== LISTED RECORDS ==

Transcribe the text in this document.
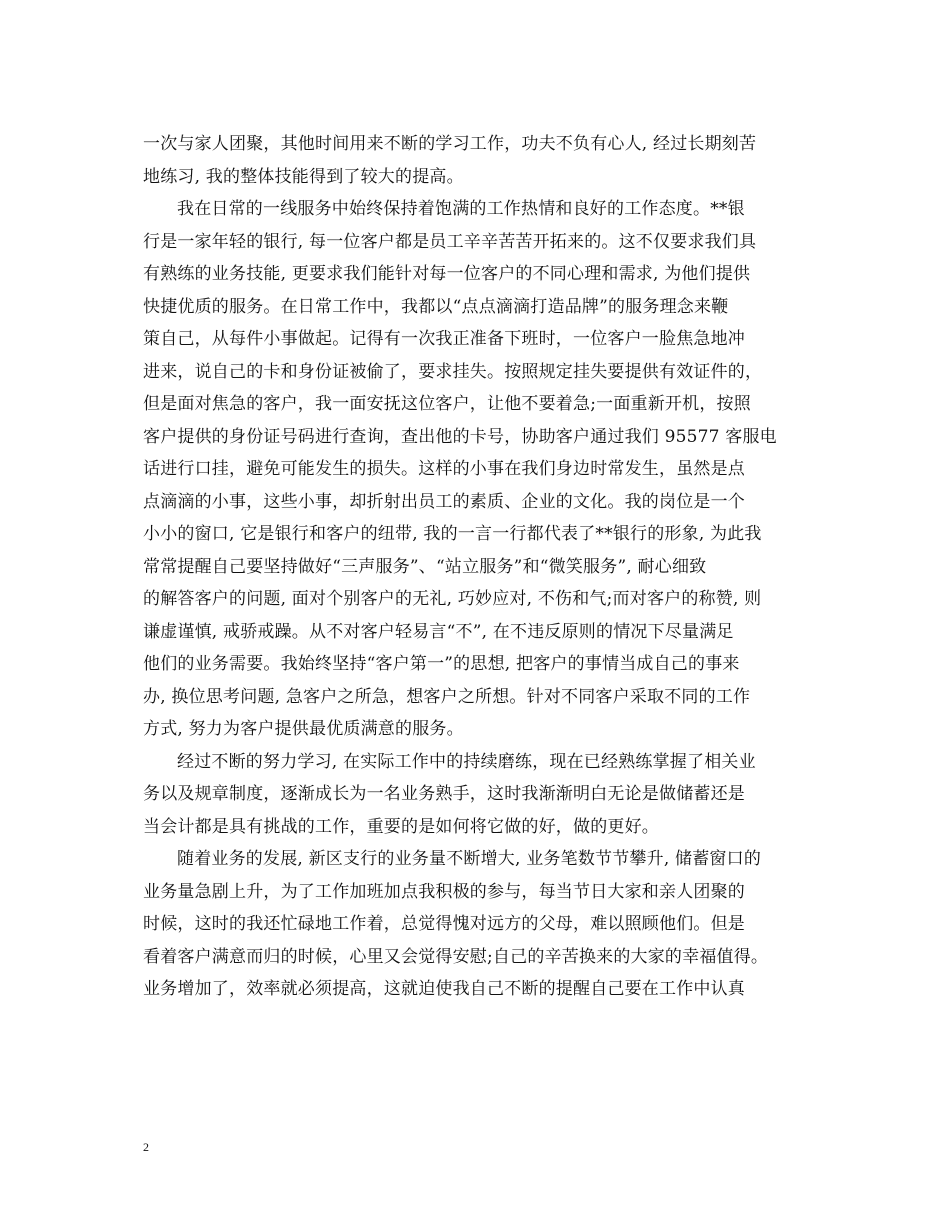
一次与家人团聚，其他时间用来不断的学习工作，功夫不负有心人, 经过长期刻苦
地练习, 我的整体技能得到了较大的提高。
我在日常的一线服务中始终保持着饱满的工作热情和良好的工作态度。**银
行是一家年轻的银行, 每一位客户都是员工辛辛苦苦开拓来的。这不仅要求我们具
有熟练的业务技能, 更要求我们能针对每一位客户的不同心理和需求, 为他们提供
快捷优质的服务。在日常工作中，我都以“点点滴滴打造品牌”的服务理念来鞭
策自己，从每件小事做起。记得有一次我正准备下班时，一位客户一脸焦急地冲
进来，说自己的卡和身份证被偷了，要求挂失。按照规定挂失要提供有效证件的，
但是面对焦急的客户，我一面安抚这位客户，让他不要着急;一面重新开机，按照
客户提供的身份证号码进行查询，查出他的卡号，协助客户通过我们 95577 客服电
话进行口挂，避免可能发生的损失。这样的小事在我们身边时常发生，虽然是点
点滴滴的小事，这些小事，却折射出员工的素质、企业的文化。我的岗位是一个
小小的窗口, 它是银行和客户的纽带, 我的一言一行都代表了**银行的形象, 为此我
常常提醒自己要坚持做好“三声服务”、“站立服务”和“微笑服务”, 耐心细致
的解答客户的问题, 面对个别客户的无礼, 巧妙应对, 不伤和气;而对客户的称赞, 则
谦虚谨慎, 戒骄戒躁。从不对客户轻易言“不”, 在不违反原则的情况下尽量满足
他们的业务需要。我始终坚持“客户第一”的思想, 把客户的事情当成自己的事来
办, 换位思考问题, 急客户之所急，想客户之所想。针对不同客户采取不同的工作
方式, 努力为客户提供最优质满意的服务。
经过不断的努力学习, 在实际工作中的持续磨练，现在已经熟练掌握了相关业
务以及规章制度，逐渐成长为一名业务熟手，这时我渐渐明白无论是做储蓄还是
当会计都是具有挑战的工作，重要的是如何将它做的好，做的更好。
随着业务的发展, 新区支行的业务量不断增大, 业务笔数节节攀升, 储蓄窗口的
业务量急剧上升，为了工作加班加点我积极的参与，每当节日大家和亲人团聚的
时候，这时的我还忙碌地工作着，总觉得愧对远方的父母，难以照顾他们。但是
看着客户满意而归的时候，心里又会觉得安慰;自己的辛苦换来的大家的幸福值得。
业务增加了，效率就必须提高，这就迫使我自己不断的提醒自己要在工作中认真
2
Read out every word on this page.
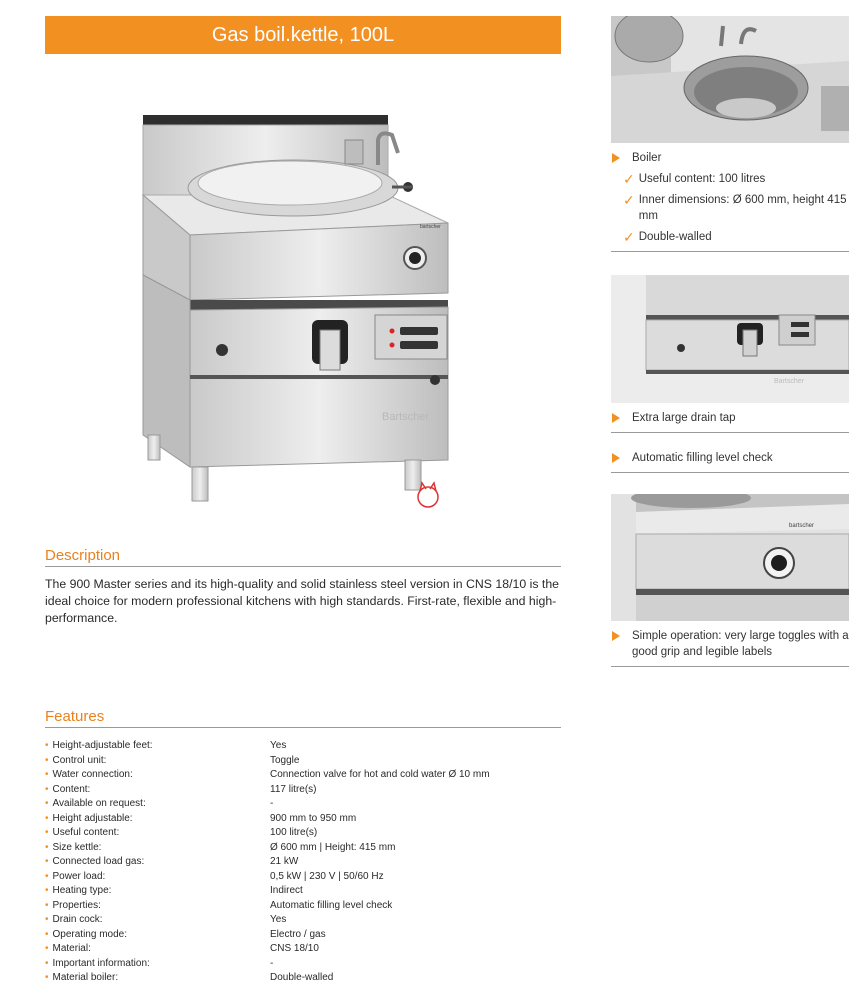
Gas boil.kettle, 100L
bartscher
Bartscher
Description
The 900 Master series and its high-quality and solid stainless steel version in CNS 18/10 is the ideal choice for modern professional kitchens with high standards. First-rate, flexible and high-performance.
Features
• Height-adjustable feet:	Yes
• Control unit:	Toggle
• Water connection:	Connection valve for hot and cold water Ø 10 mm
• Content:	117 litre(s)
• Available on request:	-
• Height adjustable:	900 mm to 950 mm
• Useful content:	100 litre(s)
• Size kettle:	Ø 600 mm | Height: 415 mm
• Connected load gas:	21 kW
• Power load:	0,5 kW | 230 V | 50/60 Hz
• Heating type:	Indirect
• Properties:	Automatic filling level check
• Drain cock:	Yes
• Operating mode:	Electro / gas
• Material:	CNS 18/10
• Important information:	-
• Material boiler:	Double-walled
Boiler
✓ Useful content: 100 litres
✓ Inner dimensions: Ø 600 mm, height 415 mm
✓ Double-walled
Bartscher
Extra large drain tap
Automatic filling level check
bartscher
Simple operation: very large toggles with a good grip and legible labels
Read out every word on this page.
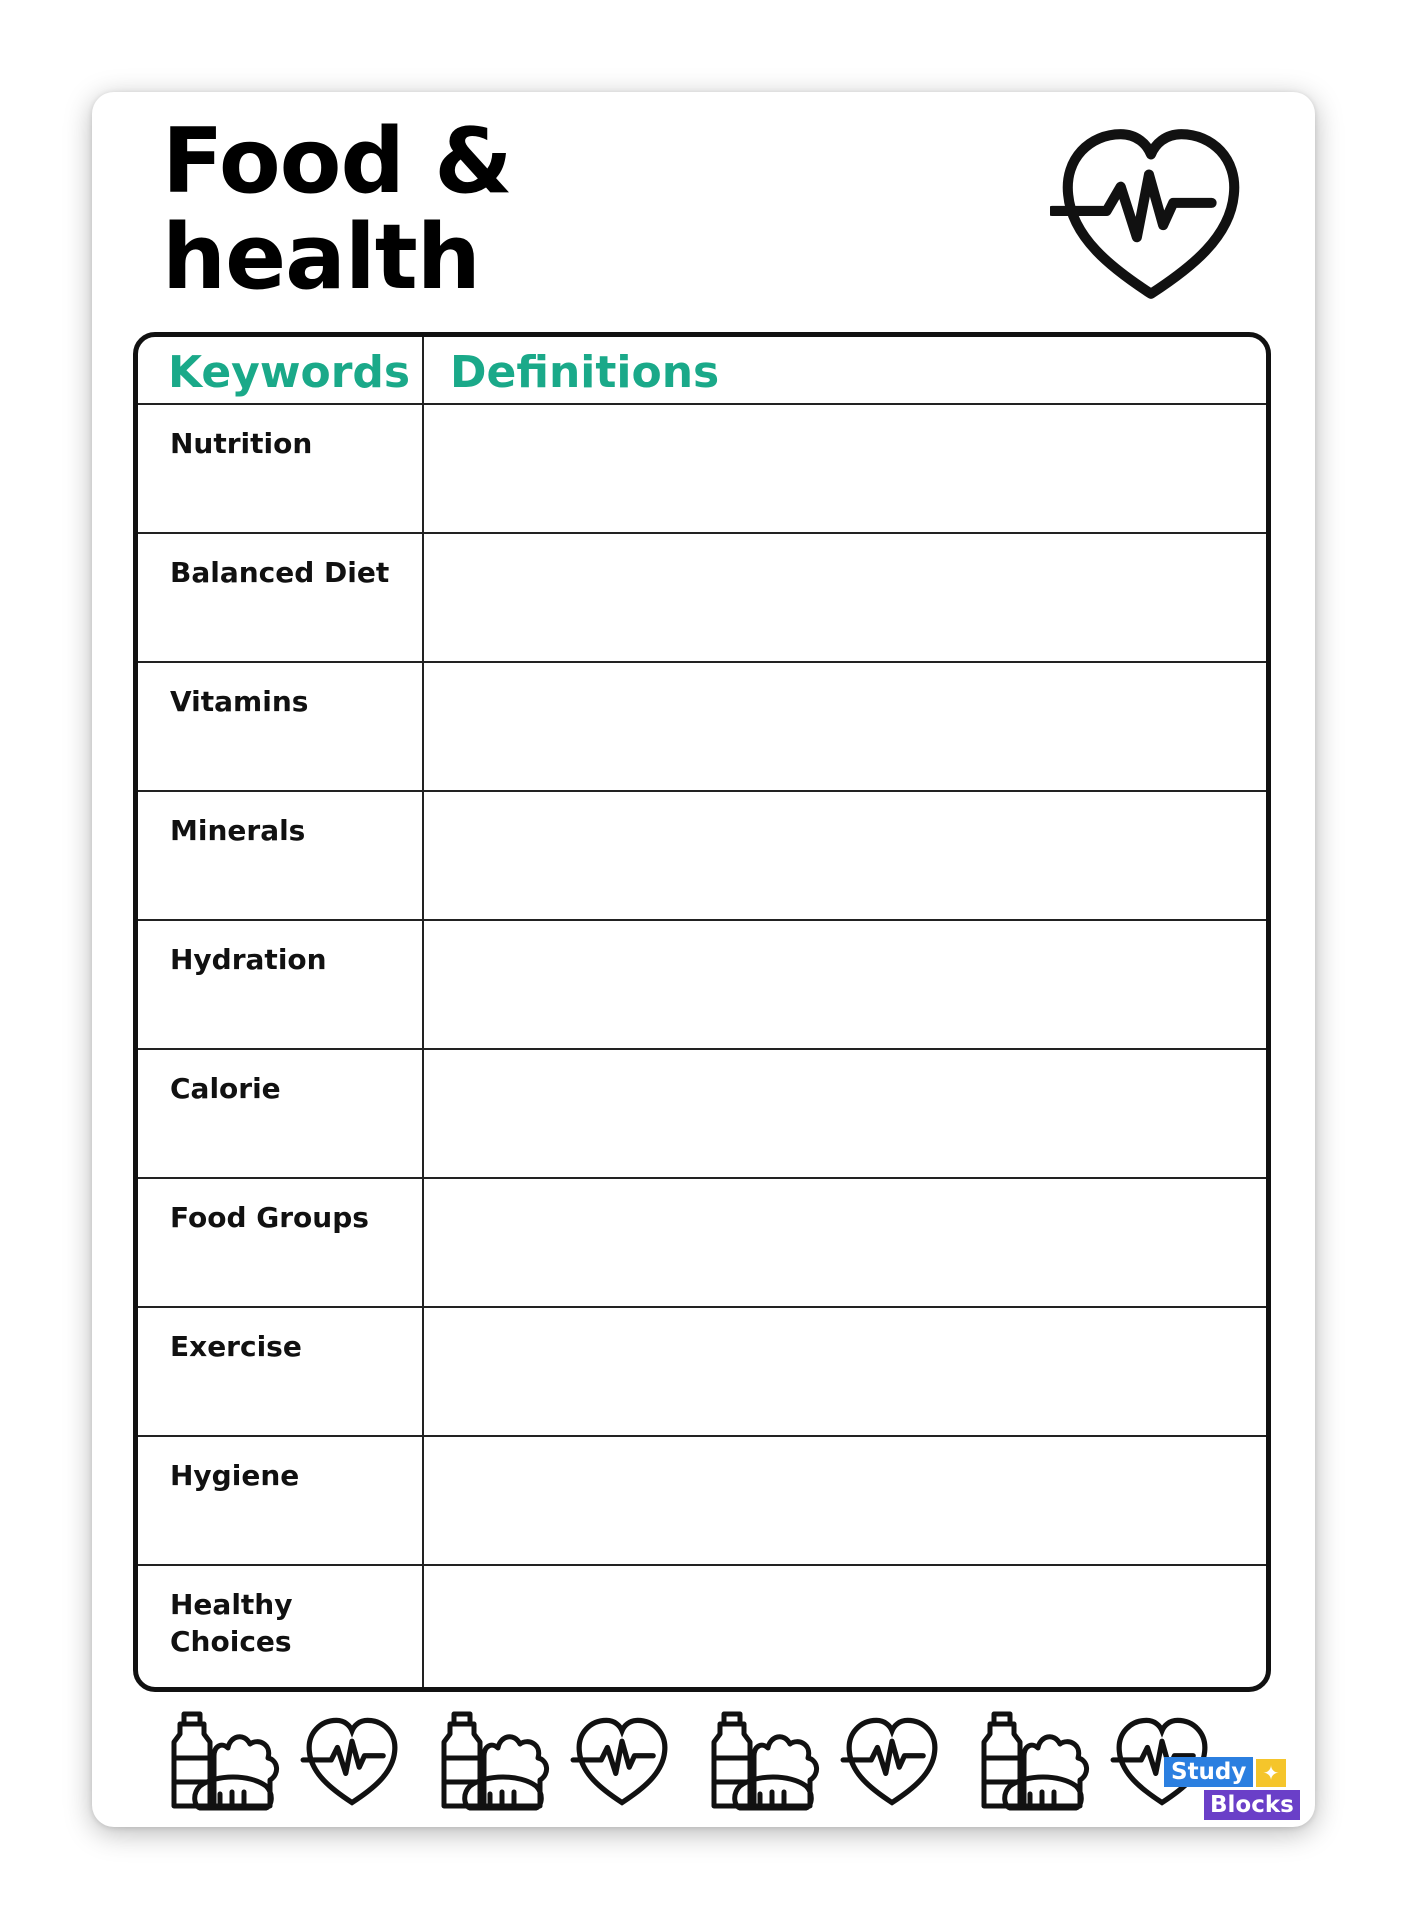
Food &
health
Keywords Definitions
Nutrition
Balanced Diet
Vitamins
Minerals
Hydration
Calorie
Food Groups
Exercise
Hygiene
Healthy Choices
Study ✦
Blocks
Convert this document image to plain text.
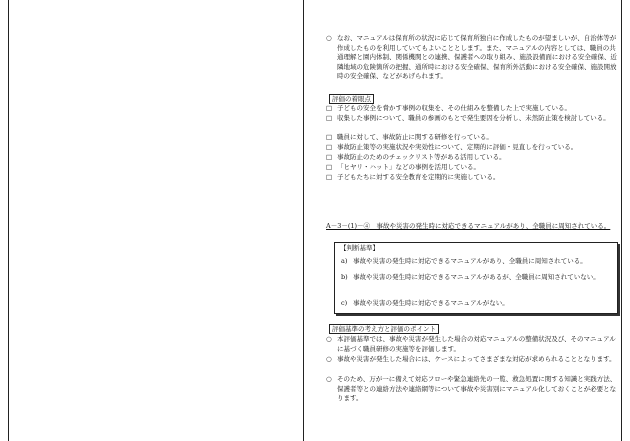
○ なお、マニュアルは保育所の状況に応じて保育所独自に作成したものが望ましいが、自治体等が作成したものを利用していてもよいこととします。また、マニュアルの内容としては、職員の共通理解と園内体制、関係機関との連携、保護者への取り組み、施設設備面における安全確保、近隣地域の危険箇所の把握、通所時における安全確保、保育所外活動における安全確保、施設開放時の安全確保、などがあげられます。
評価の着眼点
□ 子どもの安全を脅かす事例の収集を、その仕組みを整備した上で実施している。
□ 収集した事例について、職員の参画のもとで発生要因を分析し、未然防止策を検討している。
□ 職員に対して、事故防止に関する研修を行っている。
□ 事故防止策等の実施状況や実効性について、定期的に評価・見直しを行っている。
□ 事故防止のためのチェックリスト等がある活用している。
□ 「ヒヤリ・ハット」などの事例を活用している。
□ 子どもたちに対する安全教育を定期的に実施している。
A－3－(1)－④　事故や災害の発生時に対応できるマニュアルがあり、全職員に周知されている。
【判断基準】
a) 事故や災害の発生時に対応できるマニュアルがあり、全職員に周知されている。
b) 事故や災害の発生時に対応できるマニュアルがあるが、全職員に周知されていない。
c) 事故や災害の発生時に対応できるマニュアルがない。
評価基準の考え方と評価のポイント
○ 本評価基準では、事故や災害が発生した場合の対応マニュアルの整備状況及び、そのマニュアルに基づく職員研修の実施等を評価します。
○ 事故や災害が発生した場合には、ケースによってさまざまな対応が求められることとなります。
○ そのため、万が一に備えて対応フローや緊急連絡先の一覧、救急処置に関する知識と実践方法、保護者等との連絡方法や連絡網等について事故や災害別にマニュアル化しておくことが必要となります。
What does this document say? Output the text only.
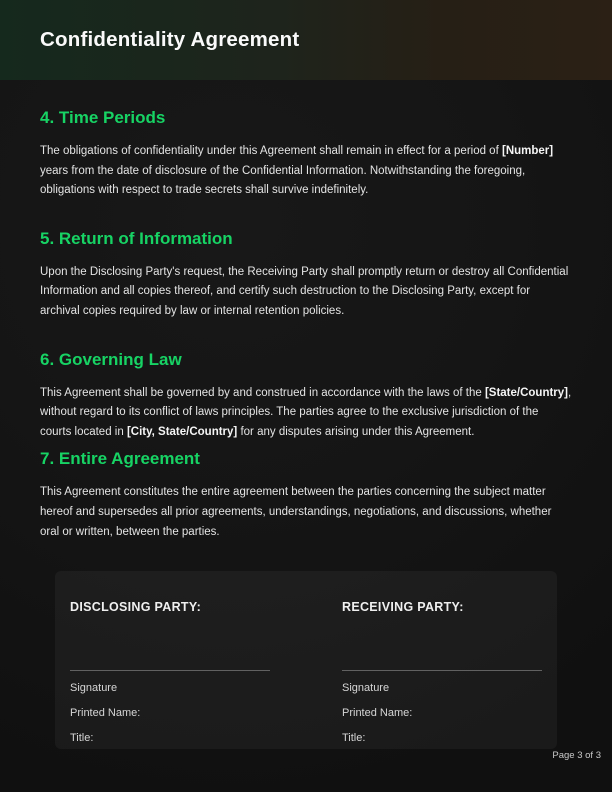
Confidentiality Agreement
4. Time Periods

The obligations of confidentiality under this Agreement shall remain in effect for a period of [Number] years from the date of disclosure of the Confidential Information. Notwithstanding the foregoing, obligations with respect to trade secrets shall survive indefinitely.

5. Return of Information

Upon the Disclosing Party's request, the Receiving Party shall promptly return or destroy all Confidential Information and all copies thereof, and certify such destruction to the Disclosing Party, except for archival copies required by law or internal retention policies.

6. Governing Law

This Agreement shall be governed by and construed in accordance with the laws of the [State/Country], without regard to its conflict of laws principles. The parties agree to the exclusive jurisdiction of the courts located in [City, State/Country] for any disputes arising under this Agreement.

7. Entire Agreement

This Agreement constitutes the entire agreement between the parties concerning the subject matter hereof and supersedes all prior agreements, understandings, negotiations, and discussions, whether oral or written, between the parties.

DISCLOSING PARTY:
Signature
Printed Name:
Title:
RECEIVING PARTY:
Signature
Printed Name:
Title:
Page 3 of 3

===

DIRECTIONS FOR THIS TASK
What is the number of lines in this listing that contain the word "全職員に周知されている"? Answer with that number and nothing else.

TASK SOLUTION
2